■ Supplied records
——
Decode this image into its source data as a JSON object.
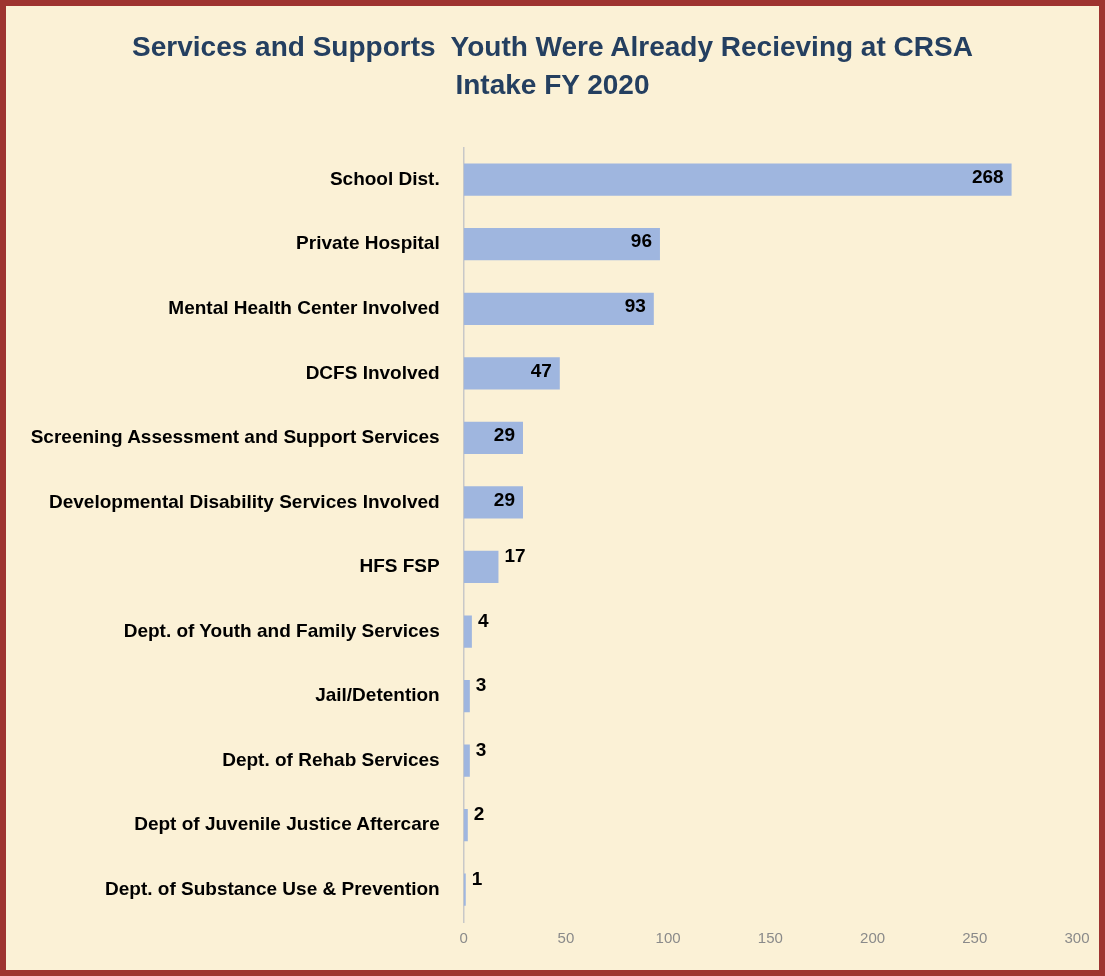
{
  "chart_data": {
    "type": "bar",
    "orientation": "horizontal",
    "title": "Services and Supports  Youth Were Already Recieving at CRSA Intake FY 2020",
    "categories": [
      "School Dist.",
      "Private Hospital",
      "Mental Health Center Involved",
      "DCFS Involved",
      "Screening Assessment and Support Services",
      "Developmental Disability Services Involved",
      "HFS FSP",
      "Dept. of Youth and Family Services",
      "Jail/Detention",
      "Dept. of Rehab Services",
      "Dept of Juvenile Justice Aftercare",
      "Dept. of Substance Use & Prevention"
    ],
    "values": [
      268,
      96,
      93,
      47,
      29,
      29,
      17,
      4,
      3,
      3,
      2,
      1
    ],
    "color": "#9fb6df",
    "xlim": [
      0,
      300
    ],
    "xticks": [
      0,
      50,
      100,
      150,
      200,
      250,
      300
    ],
    "data_labels": true,
    "grid": false,
    "legend": false
  }
}
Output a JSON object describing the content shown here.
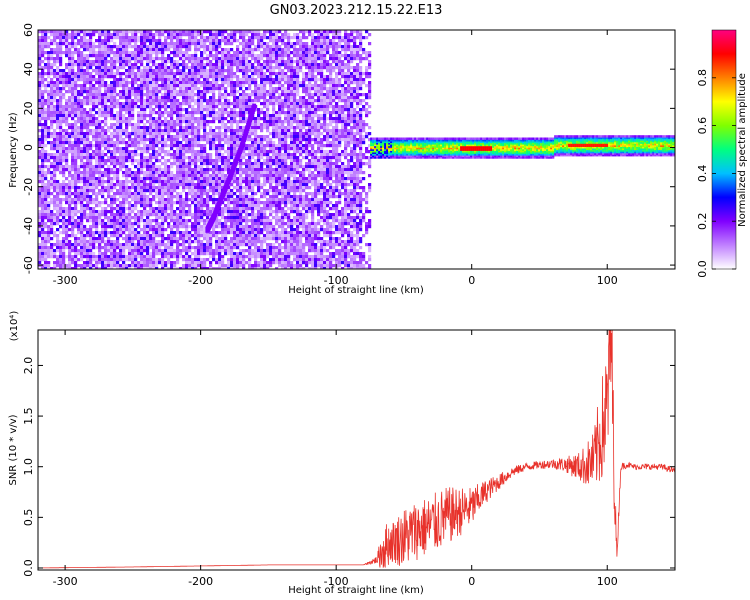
{
  "title": "GN03.2023.212.15.22.E13",
  "chart_data": [
    {
      "type": "heatmap",
      "xlabel": "Height of straight line (km)",
      "ylabel": "Frequency (Hz)",
      "xlim": [
        -320,
        150
      ],
      "ylim": [
        -62,
        60
      ],
      "x_ticks": [
        -300,
        -200,
        -100,
        0,
        100
      ],
      "x_tick_labels": [
        "-300",
        "-200",
        "-100",
        "0",
        "100"
      ],
      "y_ticks": [
        60,
        40,
        20,
        0,
        -20,
        -40,
        -60
      ],
      "y_tick_labels": [
        "60",
        "40",
        "20",
        "0",
        "-20",
        "-40",
        "-60"
      ],
      "colorbar": {
        "label": "Normalized spectral amplitude",
        "ticks": [
          0.0,
          0.2,
          0.4,
          0.6,
          0.8
        ],
        "tick_labels": [
          "0.0",
          "0.2",
          "0.4",
          "0.6",
          "0.8"
        ],
        "range": [
          0,
          1
        ],
        "colors": [
          "#ffffff",
          "#c080ff",
          "#8000ff",
          "#0000ff",
          "#00c0ff",
          "#00ff80",
          "#80ff00",
          "#ffff00",
          "#ff8000",
          "#ff0000",
          "#ff0080"
        ]
      },
      "regions": [
        {
          "x_range": [
            -320,
            -75
          ],
          "freq_range": [
            -60,
            60
          ],
          "amplitude": 0.1
        },
        {
          "x_range": [
            -75,
            150
          ],
          "freq_center": 0,
          "freq_halfwidth": 5,
          "amplitude_peak": 0.9
        }
      ],
      "trace": {
        "x": [
          -195,
          -190,
          -180,
          -170,
          -160
        ],
        "freq": [
          -42,
          -35,
          -18,
          0,
          22
        ],
        "amplitude": 0.15
      },
      "grid": false
    },
    {
      "type": "line",
      "xlabel": "Height of straight line (km)",
      "ylabel": "SNR (10 * v/v)",
      "y_multiplier_label": "(x10⁴)",
      "xlim": [
        -320,
        150
      ],
      "ylim": [
        -0.02,
        2.35
      ],
      "x_ticks": [
        -300,
        -200,
        -100,
        0,
        100
      ],
      "x_tick_labels": [
        "-300",
        "-200",
        "-100",
        "0",
        "100"
      ],
      "y_ticks": [
        0.0,
        0.5,
        1.0,
        1.5,
        2.0
      ],
      "y_tick_labels": [
        "0.0",
        "0.5",
        "1.0",
        "1.5",
        "2.0"
      ],
      "series": [
        {
          "color": "#e8322b",
          "x": [
            -320,
            -250,
            -200,
            -150,
            -100,
            -80,
            -70,
            -65,
            -60,
            -50,
            -40,
            -30,
            -20,
            -10,
            0,
            10,
            20,
            30,
            40,
            50,
            60,
            70,
            80,
            90,
            95,
            100,
            103,
            105,
            107,
            110,
            115,
            120,
            130,
            140,
            150
          ],
          "y": [
            0.0,
            0.01,
            0.02,
            0.03,
            0.03,
            0.03,
            0.08,
            0.2,
            0.25,
            0.3,
            0.38,
            0.42,
            0.5,
            0.55,
            0.6,
            0.75,
            0.85,
            0.95,
            1.0,
            1.02,
            1.03,
            1.02,
            1.0,
            1.05,
            1.3,
            1.6,
            2.3,
            1.0,
            0.1,
            1.0,
            1.02,
            1.0,
            1.0,
            1.0,
            0.96
          ],
          "noise_amplitude": [
            0.0,
            0.0,
            0.0,
            0.0,
            0.0,
            0.0,
            0.04,
            0.25,
            0.2,
            0.3,
            0.3,
            0.3,
            0.3,
            0.25,
            0.2,
            0.12,
            0.08,
            0.05,
            0.04,
            0.04,
            0.05,
            0.08,
            0.15,
            0.3,
            0.5,
            0.6,
            0.9,
            0.4,
            0.1,
            0.04,
            0.03,
            0.03,
            0.03,
            0.03,
            0.03
          ]
        }
      ],
      "grid": false
    }
  ]
}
——
■ Work required
Pictures are excluded; copy all other data exactly as shown.

■ Exercise output
Decode this image into its source data as a JSON object.
{
  "chart_data": {
    "type": "bar",
    "orientation": "horizontal",
    "title": "Services and Supports  Youth Were Already Recieving at CRSA Intake FY 2020",
    "categories": [
      "School Dist.",
      "Private Hospital",
      "Mental Health Center Involved",
      "DCFS Involved",
      "Screening Assessment and Support Services",
      "Developmental Disability Services Involved",
      "HFS FSP",
      "Dept. of Youth and Family Services",
      "Jail/Detention",
      "Dept. of Rehab Services",
      "Dept of Juvenile Justice Aftercare",
      "Dept. of Substance Use & Prevention"
    ],
    "values": [
      268,
      96,
      93,
      47,
      29,
      29,
      17,
      4,
      3,
      3,
      2,
      1
    ],
    "color": "#9fb6df",
    "xlim": [
      0,
      300
    ],
    "xticks": [
      0,
      50,
      100,
      150,
      200,
      250,
      300
    ],
    "data_labels": true,
    "grid": false,
    "legend": false
  }
}
Output a JSON object describing the content shown here.
{
  "title": "GN03.2023.212.15.22.E13",
  "chart_data": [
    {
      "type": "heatmap",
      "xlabel": "Height of straight line (km)",
      "ylabel": "Frequency (Hz)",
      "xlim": [
        -320,
        150
      ],
      "ylim": [
        -62,
        60
      ],
      "x_ticks": [
        -300,
        -200,
        -100,
        0,
        100
      ],
      "x_tick_labels": [
        "-300",
        "-200",
        "-100",
        "0",
        "100"
      ],
      "y_ticks": [
        60,
        40,
        20,
        0,
        -20,
        -40,
        -60
      ],
      "y_tick_labels": [
        "60",
        "40",
        "20",
        "0",
        "-20",
        "-40",
        "-60"
      ],
      "colorbar": {
        "label": "Normalized spectral amplitude",
        "ticks": [
          0.0,
          0.2,
          0.4,
          0.6,
          0.8
        ],
        "tick_labels": [
          "0.0",
          "0.2",
          "0.4",
          "0.6",
          "0.8"
        ],
        "range": [
          0,
          1
        ],
        "colors": [
          "#ffffff",
          "#c080ff",
          "#8000ff",
          "#0000ff",
          "#00c0ff",
          "#00ff80",
          "#80ff00",
          "#ffff00",
          "#ff8000",
          "#ff0000",
          "#ff0080"
        ]
      },
      "regions": [
        {
          "x_range": [
            -320,
            -75
          ],
          "freq_range": [
            -60,
            60
          ],
          "amplitude": 0.1
        },
        {
          "x_range": [
            -75,
            150
          ],
          "freq_center": 0,
          "freq_halfwidth": 5,
          "amplitude_peak": 0.9
        }
      ],
      "trace": {
        "x": [
          -195,
          -190,
          -180,
          -170,
          -160
        ],
        "freq": [
          -42,
          -35,
          -18,
          0,
          22
        ],
        "amplitude": 0.15
      },
      "grid": false
    },
    {
      "type": "line",
      "xlabel": "Height of straight line (km)",
      "ylabel": "SNR (10 * v/v)",
      "y_multiplier_label": "(x10⁴)",
      "xlim": [
        -320,
        150
      ],
      "ylim": [
        -0.02,
        2.35
      ],
      "x_ticks": [
        -300,
        -200,
        -100,
        0,
        100
      ],
      "x_tick_labels": [
        "-300",
        "-200",
        "-100",
        "0",
        "100"
      ],
      "y_ticks": [
        0.0,
        0.5,
        1.0,
        1.5,
        2.0
      ],
      "y_tick_labels": [
        "0.0",
        "0.5",
        "1.0",
        "1.5",
        "2.0"
      ],
      "series": [
        {
          "color": "#e8322b",
          "x": [
            -320,
            -250,
            -200,
            -150,
            -100,
            -80,
            -70,
            -65,
            -60,
            -50,
            -40,
            -30,
            -20,
            -10,
            0,
            10,
            20,
            30,
            40,
            50,
            60,
            70,
            80,
            90,
            95,
            100,
            103,
            105,
            107,
            110,
            115,
            120,
            130,
            140,
            150
          ],
          "y": [
            0.0,
            0.01,
            0.02,
            0.03,
            0.03,
            0.03,
            0.08,
            0.2,
            0.25,
            0.3,
            0.38,
            0.42,
            0.5,
            0.55,
            0.6,
            0.75,
            0.85,
            0.95,
            1.0,
            1.02,
            1.03,
            1.02,
            1.0,
            1.05,
            1.3,
            1.6,
            2.3,
            1.0,
            0.1,
            1.0,
            1.02,
            1.0,
            1.0,
            1.0,
            0.96
          ],
          "noise_amplitude": [
            0.0,
            0.0,
            0.0,
            0.0,
            0.0,
            0.0,
            0.04,
            0.25,
            0.2,
            0.3,
            0.3,
            0.3,
            0.3,
            0.25,
            0.2,
            0.12,
            0.08,
            0.05,
            0.04,
            0.04,
            0.05,
            0.08,
            0.15,
            0.3,
            0.5,
            0.6,
            0.9,
            0.4,
            0.1,
            0.04,
            0.03,
            0.03,
            0.03,
            0.03,
            0.03
          ]
        }
      ],
      "grid": false
    }
  ]
}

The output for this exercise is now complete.